Your objective → Output all records precisely as written.

---------- Entries supplied ----------

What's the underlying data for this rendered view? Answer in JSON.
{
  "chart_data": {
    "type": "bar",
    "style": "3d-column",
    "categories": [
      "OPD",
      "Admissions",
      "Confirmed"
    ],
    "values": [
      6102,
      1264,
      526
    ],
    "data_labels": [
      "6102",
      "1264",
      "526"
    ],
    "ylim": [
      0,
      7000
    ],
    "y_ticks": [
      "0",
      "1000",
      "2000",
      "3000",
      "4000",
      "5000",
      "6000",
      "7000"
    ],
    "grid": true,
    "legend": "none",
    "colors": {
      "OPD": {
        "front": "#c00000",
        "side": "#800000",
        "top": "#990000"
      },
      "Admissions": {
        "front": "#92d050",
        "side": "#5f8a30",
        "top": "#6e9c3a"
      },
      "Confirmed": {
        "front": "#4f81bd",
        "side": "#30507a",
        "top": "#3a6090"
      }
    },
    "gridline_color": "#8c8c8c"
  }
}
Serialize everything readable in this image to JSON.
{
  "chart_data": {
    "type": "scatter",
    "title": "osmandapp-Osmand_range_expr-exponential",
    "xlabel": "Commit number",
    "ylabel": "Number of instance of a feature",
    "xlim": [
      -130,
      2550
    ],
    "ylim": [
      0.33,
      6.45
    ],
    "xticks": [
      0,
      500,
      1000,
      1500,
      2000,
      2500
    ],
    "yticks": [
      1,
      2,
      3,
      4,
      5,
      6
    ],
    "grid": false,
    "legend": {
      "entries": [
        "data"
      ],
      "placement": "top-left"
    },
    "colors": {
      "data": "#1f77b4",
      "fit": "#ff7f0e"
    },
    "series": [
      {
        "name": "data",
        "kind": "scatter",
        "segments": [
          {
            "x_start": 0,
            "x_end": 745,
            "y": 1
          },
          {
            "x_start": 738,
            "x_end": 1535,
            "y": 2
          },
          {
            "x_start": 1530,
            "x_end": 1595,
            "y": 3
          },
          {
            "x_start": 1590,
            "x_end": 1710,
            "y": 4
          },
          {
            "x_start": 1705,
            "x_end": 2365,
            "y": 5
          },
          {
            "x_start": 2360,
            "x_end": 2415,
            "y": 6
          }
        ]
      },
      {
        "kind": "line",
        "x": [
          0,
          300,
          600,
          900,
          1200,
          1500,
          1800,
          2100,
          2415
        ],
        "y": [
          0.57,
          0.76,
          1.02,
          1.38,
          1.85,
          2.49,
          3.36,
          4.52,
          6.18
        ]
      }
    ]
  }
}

----------

Written solution →
What's the underlying data for this rendered view? Answer in JSON.
{
  "chart_data": {
    "type": "bar",
    "style": "3d-column",
    "categories": [
      "OPD",
      "Admissions",
      "Confirmed"
    ],
    "values": [
      6102,
      1264,
      526
    ],
    "data_labels": [
      "6102",
      "1264",
      "526"
    ],
    "ylim": [
      0,
      7000
    ],
    "y_ticks": [
      "0",
      "1000",
      "2000",
      "3000",
      "4000",
      "5000",
      "6000",
      "7000"
    ],
    "grid": true,
    "legend": "none",
    "colors": {
      "OPD": {
        "front": "#c00000",
        "side": "#800000",
        "top": "#990000"
      },
      "Admissions": {
        "front": "#92d050",
        "side": "#5f8a30",
        "top": "#6e9c3a"
      },
      "Confirmed": {
        "front": "#4f81bd",
        "side": "#30507a",
        "top": "#3a6090"
      }
    },
    "gridline_color": "#8c8c8c"
  }
}
Serialize everything readable in this image to JSON.
{
  "chart_data": {
    "type": "scatter",
    "title": "osmandapp-Osmand_range_expr-exponential",
    "xlabel": "Commit number",
    "ylabel": "Number of instance of a feature",
    "xlim": [
      -130,
      2550
    ],
    "ylim": [
      0.33,
      6.45
    ],
    "xticks": [
      0,
      500,
      1000,
      1500,
      2000,
      2500
    ],
    "yticks": [
      1,
      2,
      3,
      4,
      5,
      6
    ],
    "grid": false,
    "legend": {
      "entries": [
        "data"
      ],
      "placement": "top-left"
    },
    "colors": {
      "data": "#1f77b4",
      "fit": "#ff7f0e"
    },
    "series": [
      {
        "name": "data",
        "kind": "scatter",
        "segments": [
          {
            "x_start": 0,
            "x_end": 745,
            "y": 1
          },
          {
            "x_start": 738,
            "x_end": 1535,
            "y": 2
          },
          {
            "x_start": 1530,
            "x_end": 1595,
            "y": 3
          },
          {
            "x_start": 1590,
            "x_end": 1710,
            "y": 4
          },
          {
            "x_start": 1705,
            "x_end": 2365,
            "y": 5
          },
          {
            "x_start": 2360,
            "x_end": 2415,
            "y": 6
          }
        ]
      },
      {
        "kind": "line",
        "x": [
          0,
          300,
          600,
          900,
          1200,
          1500,
          1800,
          2100,
          2415
        ],
        "y": [
          0.57,
          0.76,
          1.02,
          1.38,
          1.85,
          2.49,
          3.36,
          4.52,
          6.18
        ]
      }
    ]
  }
}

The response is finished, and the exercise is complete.